- _Task prompt_: Scan the lines below for the word "mortality". Copy each line you find it in.

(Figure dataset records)
* * * * *
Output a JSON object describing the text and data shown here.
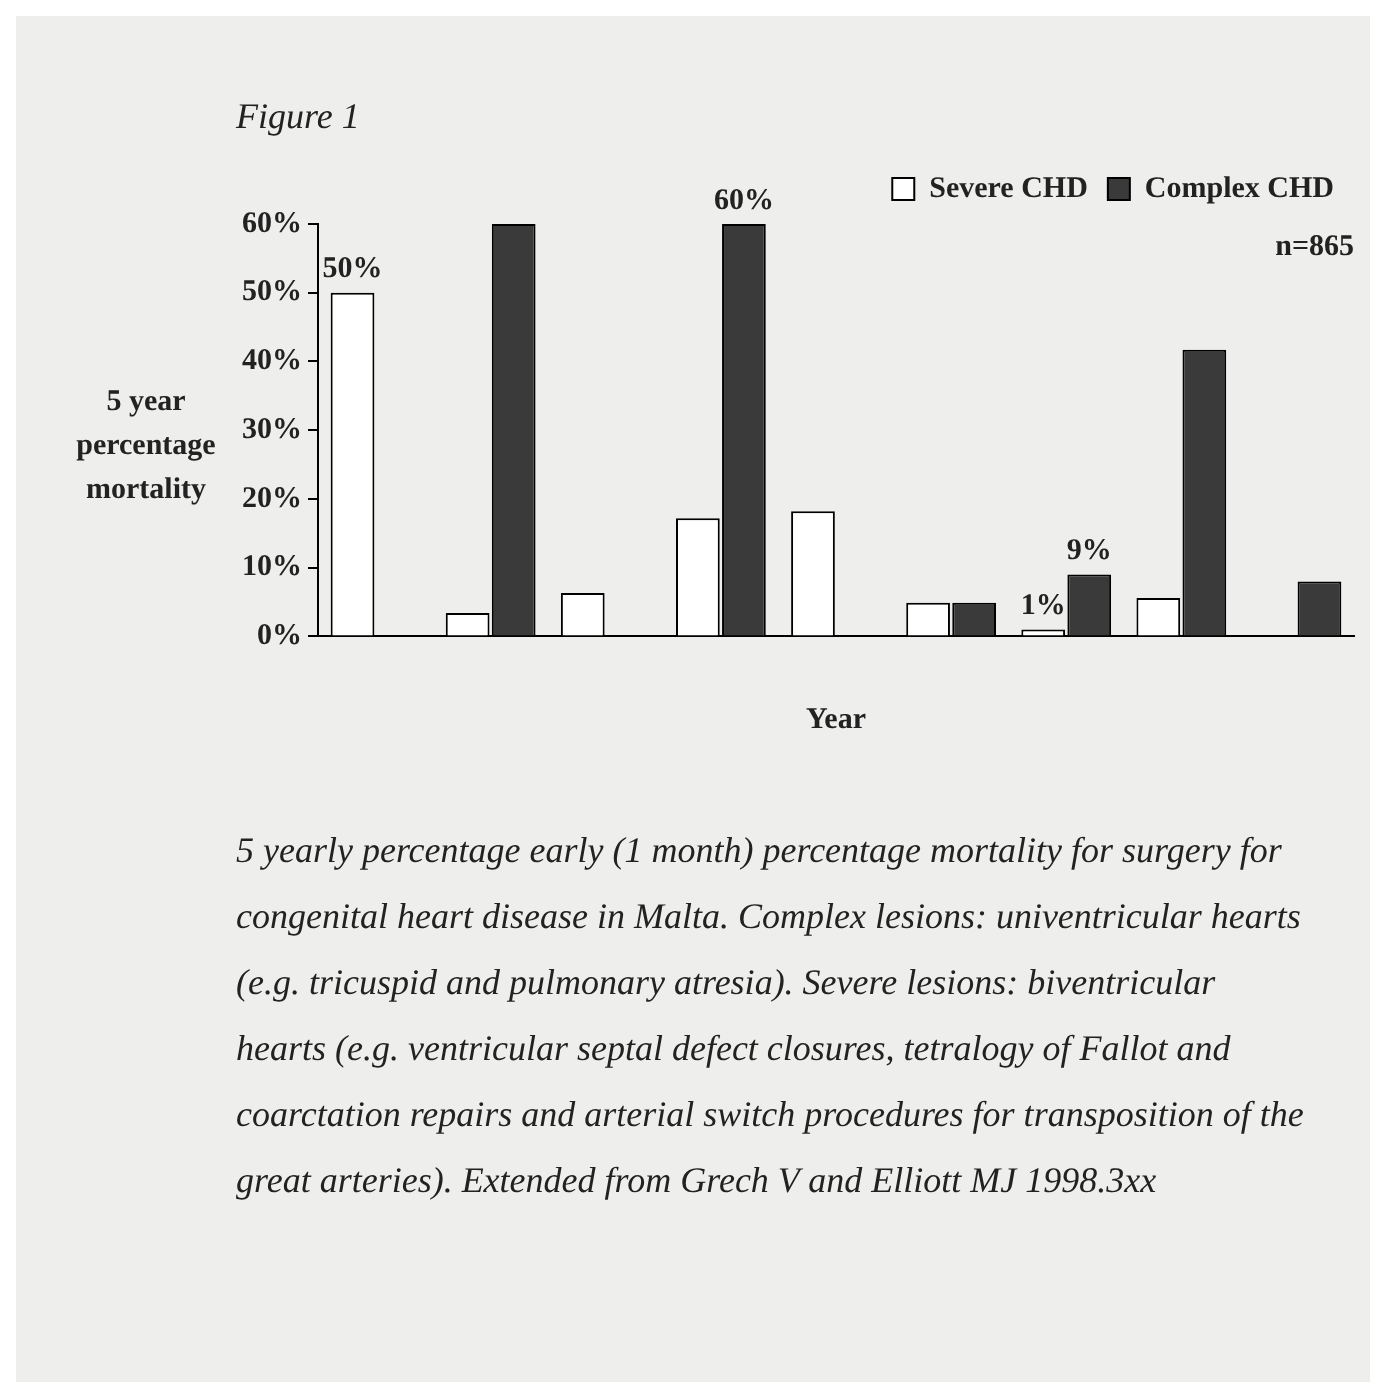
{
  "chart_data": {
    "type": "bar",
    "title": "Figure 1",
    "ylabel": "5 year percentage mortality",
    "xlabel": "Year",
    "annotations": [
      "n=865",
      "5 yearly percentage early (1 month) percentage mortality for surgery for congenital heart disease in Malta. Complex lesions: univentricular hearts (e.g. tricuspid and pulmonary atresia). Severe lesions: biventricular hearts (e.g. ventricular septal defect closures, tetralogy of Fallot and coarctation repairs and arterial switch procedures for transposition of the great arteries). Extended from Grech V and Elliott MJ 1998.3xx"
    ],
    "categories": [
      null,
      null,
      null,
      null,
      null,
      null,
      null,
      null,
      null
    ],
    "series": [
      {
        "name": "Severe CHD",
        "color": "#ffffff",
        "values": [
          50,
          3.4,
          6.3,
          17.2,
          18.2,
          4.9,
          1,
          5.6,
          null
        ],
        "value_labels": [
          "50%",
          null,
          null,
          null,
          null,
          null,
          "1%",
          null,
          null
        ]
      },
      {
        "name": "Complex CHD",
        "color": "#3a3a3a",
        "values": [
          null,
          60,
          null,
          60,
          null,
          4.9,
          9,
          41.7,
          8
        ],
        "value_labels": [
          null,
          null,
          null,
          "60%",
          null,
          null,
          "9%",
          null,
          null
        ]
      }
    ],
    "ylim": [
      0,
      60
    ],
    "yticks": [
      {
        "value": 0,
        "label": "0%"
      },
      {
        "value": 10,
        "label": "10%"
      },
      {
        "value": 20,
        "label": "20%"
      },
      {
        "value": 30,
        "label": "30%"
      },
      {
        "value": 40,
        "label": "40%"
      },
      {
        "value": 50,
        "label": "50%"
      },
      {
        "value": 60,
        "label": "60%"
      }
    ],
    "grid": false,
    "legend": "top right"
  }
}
* * * * *
- _Task solution_:
    "ylabel": "5 year percentage mortality",
      "5 yearly percentage early (1 month) percentage mortality for surgery for congenital heart disease in Malta. Complex lesions: univentricular hearts (e.g. tricuspid and pulmonary atresia). Severe lesions: biventricular hearts (e.g. ventricular septal defect closures, tetralogy of Fallot and coarctation repairs and arterial switch procedures for transposition of the great arteries). Extended from Grech V and Elliott MJ 1998.3xx"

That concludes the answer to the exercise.